Input rows
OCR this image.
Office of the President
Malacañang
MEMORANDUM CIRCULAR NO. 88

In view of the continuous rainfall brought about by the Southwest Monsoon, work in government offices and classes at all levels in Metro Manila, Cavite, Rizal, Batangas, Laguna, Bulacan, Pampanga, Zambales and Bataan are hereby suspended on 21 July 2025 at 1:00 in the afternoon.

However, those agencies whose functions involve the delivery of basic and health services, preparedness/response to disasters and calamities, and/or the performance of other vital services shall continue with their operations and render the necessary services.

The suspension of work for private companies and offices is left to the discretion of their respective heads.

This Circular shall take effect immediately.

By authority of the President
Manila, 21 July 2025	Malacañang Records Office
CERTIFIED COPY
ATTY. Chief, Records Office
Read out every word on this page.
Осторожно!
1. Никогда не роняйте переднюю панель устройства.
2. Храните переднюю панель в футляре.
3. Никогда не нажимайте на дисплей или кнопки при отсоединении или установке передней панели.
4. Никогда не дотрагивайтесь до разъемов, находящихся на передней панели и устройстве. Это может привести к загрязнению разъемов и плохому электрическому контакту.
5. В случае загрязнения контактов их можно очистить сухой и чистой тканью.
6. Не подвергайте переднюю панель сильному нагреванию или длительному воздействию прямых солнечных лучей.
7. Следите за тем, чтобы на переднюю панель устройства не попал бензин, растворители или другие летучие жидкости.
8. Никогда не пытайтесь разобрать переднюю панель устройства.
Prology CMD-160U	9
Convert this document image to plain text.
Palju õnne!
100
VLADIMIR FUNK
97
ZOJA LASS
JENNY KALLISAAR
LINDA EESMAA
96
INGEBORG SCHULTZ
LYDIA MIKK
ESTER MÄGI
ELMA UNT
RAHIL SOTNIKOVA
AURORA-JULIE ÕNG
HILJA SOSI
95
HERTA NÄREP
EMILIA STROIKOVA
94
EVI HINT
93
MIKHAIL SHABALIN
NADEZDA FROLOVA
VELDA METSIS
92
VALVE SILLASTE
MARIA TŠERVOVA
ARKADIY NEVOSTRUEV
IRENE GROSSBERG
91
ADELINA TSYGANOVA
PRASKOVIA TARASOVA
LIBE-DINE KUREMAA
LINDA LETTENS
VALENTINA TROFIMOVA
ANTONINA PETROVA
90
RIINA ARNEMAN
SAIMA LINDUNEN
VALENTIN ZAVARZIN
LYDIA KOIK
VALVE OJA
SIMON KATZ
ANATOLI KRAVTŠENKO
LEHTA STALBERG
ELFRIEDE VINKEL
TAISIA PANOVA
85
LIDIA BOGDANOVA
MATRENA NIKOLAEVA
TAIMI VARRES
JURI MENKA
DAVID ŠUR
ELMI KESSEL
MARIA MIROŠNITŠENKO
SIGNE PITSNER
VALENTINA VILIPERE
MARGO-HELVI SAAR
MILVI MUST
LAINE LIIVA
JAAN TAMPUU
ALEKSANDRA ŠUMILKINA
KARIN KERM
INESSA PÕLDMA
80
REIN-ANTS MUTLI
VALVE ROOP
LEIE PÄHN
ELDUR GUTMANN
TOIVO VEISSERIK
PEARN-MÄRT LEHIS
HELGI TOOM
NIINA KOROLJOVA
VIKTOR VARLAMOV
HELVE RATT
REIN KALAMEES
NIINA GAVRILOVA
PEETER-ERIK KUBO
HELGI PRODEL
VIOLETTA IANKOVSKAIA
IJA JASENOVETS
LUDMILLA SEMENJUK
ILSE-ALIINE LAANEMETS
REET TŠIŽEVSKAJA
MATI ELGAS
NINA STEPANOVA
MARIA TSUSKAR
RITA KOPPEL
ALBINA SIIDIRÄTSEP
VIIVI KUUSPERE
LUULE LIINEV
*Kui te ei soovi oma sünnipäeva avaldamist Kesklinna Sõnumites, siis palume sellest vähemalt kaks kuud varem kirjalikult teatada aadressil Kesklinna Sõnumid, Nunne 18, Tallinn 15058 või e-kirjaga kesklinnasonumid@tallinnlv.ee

Set problem
Write the data back out verbatim.

Solution for this task
OCR this image.
Office of the President
Malacañang
MEMORANDUM CIRCULAR NO. 88

In view of the continuous rainfall brought about by the Southwest Monsoon, work in government offices and classes at all levels in Metro Manila, Cavite, Rizal, Batangas, Laguna, Bulacan, Pampanga, Zambales and Bataan are hereby suspended on 21 July 2025 at 1:00 in the afternoon.

However, those agencies whose functions involve the delivery of basic and health services, preparedness/response to disasters and calamities, and/or the performance of other vital services shall continue with their operations and render the necessary services.

The suspension of work for private companies and offices is left to the discretion of their respective heads.

This Circular shall take effect immediately.

By authority of the President
Manila, 21 July 2025	Malacañang Records Office
CERTIFIED COPY
ATTY. Chief, Records Office
Read out every word on this page.
Осторожно!
1. Никогда не роняйте переднюю панель устройства.
2. Храните переднюю панель в футляре.
3. Никогда не нажимайте на дисплей или кнопки при отсоединении или установке передней панели.
4. Никогда не дотрагивайтесь до разъемов, находящихся на передней панели и устройстве. Это может привести к загрязнению разъемов и плохому электрическому контакту.
5. В случае загрязнения контактов их можно очистить сухой и чистой тканью.
6. Не подвергайте переднюю панель сильному нагреванию или длительному воздействию прямых солнечных лучей.
7. Следите за тем, чтобы на переднюю панель устройства не попал бензин, растворители или другие летучие жидкости.
8. Никогда не пытайтесь разобрать переднюю панель устройства.
Prology CMD-160U	9
Convert this document image to plain text.
Palju õnne!
100
VLADIMIR FUNK
97
ZOJA LASS
JENNY KALLISAAR
LINDA EESMAA
96
INGEBORG SCHULTZ
LYDIA MIKK
ESTER MÄGI
ELMA UNT
RAHIL SOTNIKOVA
AURORA-JULIE ÕNG
HILJA SOSI
95
HERTA NÄREP
EMILIA STROIKOVA
94
EVI HINT
93
MIKHAIL SHABALIN
NADEZDA FROLOVA
VELDA METSIS
92
VALVE SILLASTE
MARIA TŠERVOVA
ARKADIY NEVOSTRUEV
IRENE GROSSBERG
91
ADELINA TSYGANOVA
PRASKOVIA TARASOVA
LIBE-DINE KUREMAA
LINDA LETTENS
VALENTINA TROFIMOVA
ANTONINA PETROVA
90
RIINA ARNEMAN
SAIMA LINDUNEN
VALENTIN ZAVARZIN
LYDIA KOIK
VALVE OJA
SIMON KATZ
ANATOLI KRAVTŠENKO
LEHTA STALBERG
ELFRIEDE VINKEL
TAISIA PANOVA
85
LIDIA BOGDANOVA
MATRENA NIKOLAEVA
TAIMI VARRES
JURI MENKA
DAVID ŠUR
ELMI KESSEL
MARIA MIROŠNITŠENKO
SIGNE PITSNER
VALENTINA VILIPERE
MARGO-HELVI SAAR
MILVI MUST
LAINE LIIVA
JAAN TAMPUU
ALEKSANDRA ŠUMILKINA
KARIN KERM
INESSA PÕLDMA
80
REIN-ANTS MUTLI
VALVE ROOP
LEIE PÄHN
ELDUR GUTMANN
TOIVO VEISSERIK
PEARN-MÄRT LEHIS
HELGI TOOM
NIINA KOROLJOVA
VIKTOR VARLAMOV
HELVE RATT
REIN KALAMEES
NIINA GAVRILOVA
PEETER-ERIK KUBO
HELGI PRODEL
VIOLETTA IANKOVSKAIA
IJA JASENOVETS
LUDMILLA SEMENJUK
ILSE-ALIINE LAANEMETS
REET TŠIŽEVSKAJA
MATI ELGAS
NINA STEPANOVA
MARIA TSUSKAR
RITA KOPPEL
ALBINA SIIDIRÄTSEP
VIIVI KUUSPERE
LUULE LIINEV
*Kui te ei soovi oma sünnipäeva avaldamist Kesklinna Sõnumites, siis palume sellest vähemalt kaks kuud varem kirjalikult teatada aadressil Kesklinna Sõnumid, Nunne 18, Tallinn 15058 või e-kirjaga kesklinnasonumid@tallinnlv.ee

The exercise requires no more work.